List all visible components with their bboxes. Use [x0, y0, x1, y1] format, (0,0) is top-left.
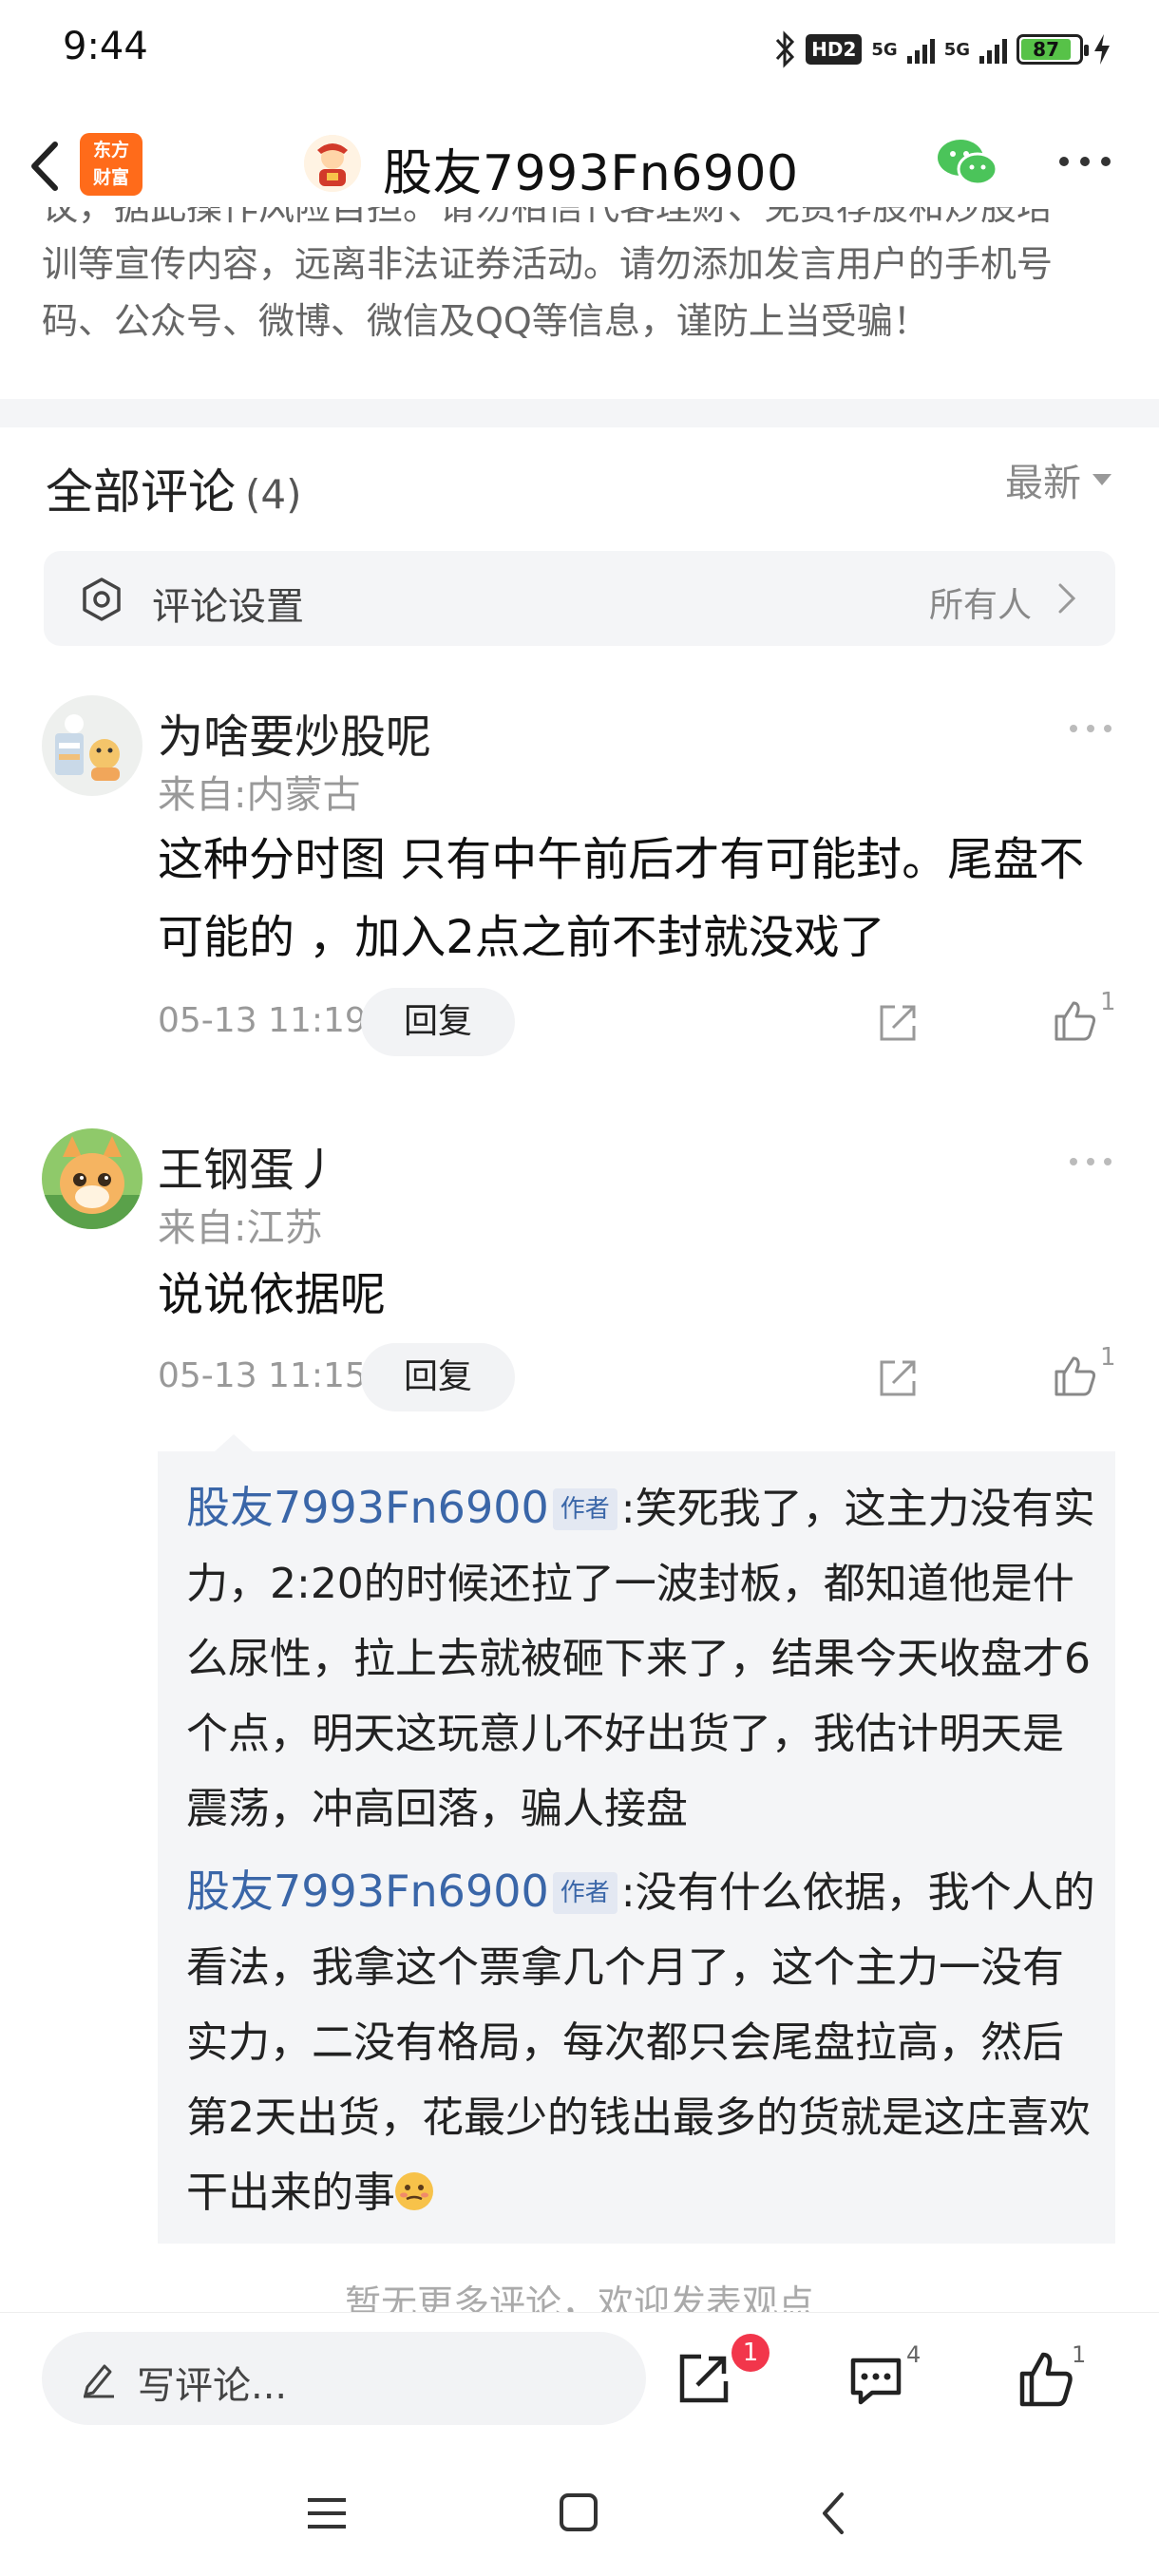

= = = = = = =

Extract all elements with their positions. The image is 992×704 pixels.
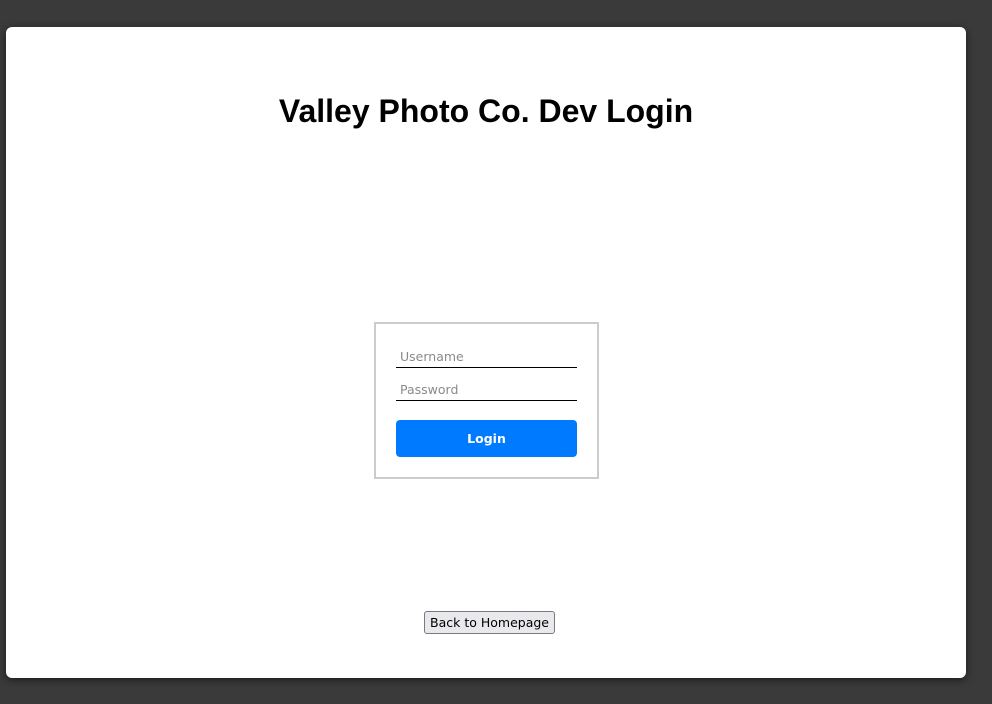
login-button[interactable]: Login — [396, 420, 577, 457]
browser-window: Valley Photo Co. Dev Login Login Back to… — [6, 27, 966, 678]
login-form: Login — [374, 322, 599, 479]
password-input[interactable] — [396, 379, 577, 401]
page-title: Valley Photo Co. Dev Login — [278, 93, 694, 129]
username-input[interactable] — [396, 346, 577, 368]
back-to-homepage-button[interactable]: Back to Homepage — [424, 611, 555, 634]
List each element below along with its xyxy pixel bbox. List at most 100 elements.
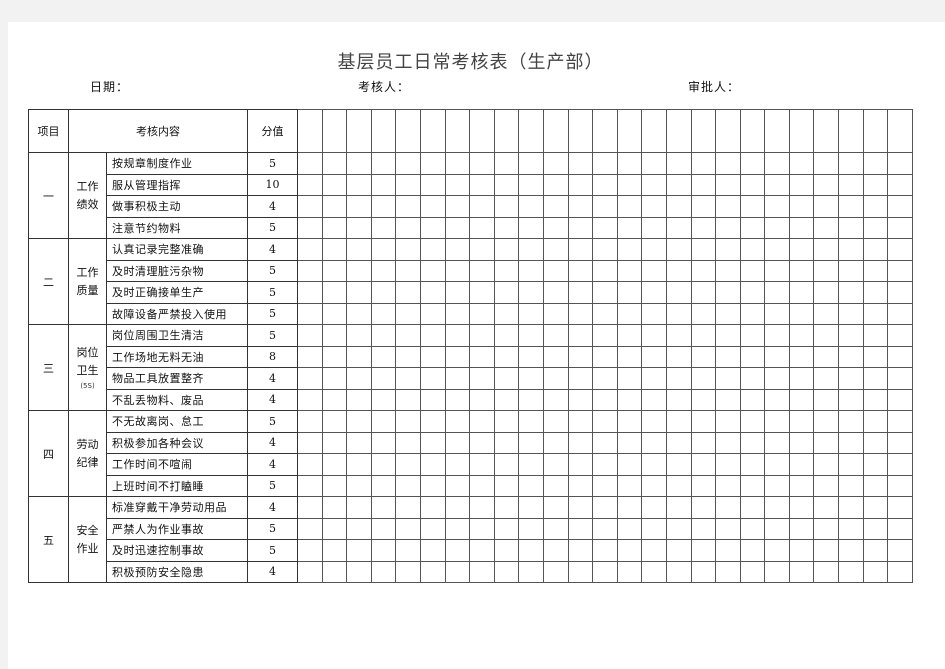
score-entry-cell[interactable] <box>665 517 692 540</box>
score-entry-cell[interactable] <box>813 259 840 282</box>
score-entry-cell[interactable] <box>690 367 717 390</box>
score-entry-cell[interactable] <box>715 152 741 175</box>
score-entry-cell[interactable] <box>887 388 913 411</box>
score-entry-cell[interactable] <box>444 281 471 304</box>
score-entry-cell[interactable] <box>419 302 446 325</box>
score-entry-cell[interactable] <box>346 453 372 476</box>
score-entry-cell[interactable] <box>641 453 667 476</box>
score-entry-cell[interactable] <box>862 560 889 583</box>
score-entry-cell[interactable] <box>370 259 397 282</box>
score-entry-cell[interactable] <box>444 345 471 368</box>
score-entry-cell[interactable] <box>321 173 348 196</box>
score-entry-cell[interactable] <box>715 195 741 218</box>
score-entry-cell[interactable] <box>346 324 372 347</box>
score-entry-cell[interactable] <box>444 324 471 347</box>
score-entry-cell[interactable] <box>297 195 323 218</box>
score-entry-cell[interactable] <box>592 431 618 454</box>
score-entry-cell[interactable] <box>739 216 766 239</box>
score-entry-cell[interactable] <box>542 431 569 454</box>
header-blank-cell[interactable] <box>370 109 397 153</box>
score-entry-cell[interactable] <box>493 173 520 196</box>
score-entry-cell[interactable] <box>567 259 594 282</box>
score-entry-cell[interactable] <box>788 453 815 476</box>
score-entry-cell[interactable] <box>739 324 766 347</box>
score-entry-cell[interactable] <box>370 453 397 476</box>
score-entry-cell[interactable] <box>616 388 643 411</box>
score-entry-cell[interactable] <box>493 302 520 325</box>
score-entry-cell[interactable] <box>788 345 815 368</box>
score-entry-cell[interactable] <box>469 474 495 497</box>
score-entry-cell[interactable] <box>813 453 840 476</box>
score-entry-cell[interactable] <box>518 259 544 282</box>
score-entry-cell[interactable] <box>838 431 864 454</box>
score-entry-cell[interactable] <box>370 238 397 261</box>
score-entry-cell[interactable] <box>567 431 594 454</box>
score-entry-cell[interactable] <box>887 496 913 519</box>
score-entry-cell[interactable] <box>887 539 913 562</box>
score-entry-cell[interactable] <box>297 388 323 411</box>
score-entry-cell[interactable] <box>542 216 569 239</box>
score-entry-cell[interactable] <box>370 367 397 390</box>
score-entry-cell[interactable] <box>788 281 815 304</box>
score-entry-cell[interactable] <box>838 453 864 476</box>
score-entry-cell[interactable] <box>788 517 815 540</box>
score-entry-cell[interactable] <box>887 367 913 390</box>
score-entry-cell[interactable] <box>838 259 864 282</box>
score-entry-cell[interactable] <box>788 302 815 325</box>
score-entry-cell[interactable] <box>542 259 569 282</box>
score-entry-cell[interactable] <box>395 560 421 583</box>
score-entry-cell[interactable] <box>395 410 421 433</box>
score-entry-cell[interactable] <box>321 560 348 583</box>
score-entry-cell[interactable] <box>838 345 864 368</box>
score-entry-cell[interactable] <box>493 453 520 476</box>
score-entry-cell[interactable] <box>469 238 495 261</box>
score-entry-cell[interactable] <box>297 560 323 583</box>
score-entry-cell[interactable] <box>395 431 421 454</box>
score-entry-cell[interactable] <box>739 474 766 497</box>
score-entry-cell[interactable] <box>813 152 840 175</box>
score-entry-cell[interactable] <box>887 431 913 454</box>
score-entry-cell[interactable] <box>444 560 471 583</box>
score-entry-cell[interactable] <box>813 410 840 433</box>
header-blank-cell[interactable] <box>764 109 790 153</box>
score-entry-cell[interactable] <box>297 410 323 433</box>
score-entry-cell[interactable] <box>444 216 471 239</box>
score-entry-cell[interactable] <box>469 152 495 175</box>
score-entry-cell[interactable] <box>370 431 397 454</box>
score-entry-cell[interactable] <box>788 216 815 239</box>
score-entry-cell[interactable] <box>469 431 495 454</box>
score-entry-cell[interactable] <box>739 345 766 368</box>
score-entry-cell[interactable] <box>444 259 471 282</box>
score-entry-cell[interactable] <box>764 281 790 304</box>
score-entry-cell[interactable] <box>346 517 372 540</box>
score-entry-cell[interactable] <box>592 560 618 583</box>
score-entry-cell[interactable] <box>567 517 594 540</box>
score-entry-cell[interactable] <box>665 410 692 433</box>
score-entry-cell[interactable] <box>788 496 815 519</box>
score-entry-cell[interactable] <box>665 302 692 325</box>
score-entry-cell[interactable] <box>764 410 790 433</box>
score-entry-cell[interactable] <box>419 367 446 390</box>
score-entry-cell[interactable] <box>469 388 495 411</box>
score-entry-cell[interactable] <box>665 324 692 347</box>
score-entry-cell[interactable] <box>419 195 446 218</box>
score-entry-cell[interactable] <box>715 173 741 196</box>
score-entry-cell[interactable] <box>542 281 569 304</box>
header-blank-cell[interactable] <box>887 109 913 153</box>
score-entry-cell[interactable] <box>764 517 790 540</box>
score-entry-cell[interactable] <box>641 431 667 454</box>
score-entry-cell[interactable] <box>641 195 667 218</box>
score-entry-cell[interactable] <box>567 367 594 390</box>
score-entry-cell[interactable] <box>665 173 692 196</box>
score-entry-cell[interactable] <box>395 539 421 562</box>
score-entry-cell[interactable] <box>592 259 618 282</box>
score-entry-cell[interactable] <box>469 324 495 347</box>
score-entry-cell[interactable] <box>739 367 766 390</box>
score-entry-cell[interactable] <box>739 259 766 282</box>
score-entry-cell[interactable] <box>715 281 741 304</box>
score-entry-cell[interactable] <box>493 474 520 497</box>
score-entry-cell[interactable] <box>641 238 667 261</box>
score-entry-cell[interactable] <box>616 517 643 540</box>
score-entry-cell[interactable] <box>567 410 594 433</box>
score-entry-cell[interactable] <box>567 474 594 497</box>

= = = = = = =

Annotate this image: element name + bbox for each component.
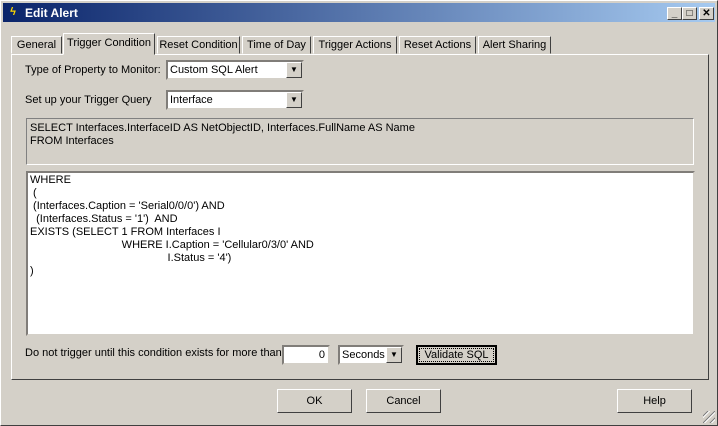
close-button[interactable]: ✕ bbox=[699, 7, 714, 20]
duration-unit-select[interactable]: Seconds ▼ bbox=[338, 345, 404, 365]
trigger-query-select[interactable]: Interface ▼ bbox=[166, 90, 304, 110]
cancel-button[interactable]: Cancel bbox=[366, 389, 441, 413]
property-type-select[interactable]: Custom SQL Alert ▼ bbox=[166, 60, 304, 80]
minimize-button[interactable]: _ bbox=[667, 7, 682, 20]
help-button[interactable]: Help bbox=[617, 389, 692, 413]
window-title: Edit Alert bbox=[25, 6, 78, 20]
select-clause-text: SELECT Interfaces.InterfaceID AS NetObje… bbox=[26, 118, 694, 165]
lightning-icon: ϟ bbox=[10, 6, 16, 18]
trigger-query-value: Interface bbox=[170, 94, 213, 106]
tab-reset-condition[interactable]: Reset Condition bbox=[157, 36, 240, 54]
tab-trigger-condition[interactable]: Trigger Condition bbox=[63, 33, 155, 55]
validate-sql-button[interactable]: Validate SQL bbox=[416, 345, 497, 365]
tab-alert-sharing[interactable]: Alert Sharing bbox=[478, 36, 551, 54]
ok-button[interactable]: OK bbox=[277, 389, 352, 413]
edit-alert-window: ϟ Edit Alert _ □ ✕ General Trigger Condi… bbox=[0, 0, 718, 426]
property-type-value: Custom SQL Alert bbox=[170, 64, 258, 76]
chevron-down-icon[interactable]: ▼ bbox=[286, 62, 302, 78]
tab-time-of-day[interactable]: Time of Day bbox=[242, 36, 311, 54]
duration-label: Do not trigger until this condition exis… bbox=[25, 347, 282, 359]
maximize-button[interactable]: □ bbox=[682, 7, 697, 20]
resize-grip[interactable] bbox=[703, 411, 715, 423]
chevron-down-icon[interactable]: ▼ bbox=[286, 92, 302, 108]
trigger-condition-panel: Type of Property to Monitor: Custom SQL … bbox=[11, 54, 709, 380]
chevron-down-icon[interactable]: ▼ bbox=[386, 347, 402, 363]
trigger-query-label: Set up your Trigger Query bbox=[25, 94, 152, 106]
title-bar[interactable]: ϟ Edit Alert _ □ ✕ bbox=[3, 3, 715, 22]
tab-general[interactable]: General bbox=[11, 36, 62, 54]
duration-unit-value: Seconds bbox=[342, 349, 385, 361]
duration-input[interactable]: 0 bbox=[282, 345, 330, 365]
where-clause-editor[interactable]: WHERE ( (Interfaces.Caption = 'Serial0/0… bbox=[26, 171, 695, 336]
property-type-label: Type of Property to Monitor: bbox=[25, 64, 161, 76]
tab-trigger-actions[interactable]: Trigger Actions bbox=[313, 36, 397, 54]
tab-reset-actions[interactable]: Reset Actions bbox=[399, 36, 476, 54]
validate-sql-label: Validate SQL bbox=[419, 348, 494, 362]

= = = = = = =

◆ Written problem
Starting at the line that contains "Extract all elements" and stopping after the line that contains "page-title: Valley Photo", put those lines into a Markdown table with the columns Row and Line, numbering each row. Leave out blank lines and the pictures.

◆ Written solution
| Row | Line |
|---|---|
| 1 | Extract all elements with their positions. The image is 992×704 pixels. |
| 2 | login-button[interactable]: Login — [396, 420, 577, 457] |
| 3 | browser-window: Valley Photo Co. Dev Login Login Back to… — [6, 27, 966, 678] |
| 4 | login-form: Login — [374, 322, 599, 479] |
| 5 | password-input[interactable] — [396, 379, 577, 401] |
| 6 | page-title: Valley Photo Co. Dev Login — [278, 93, 694, 129] |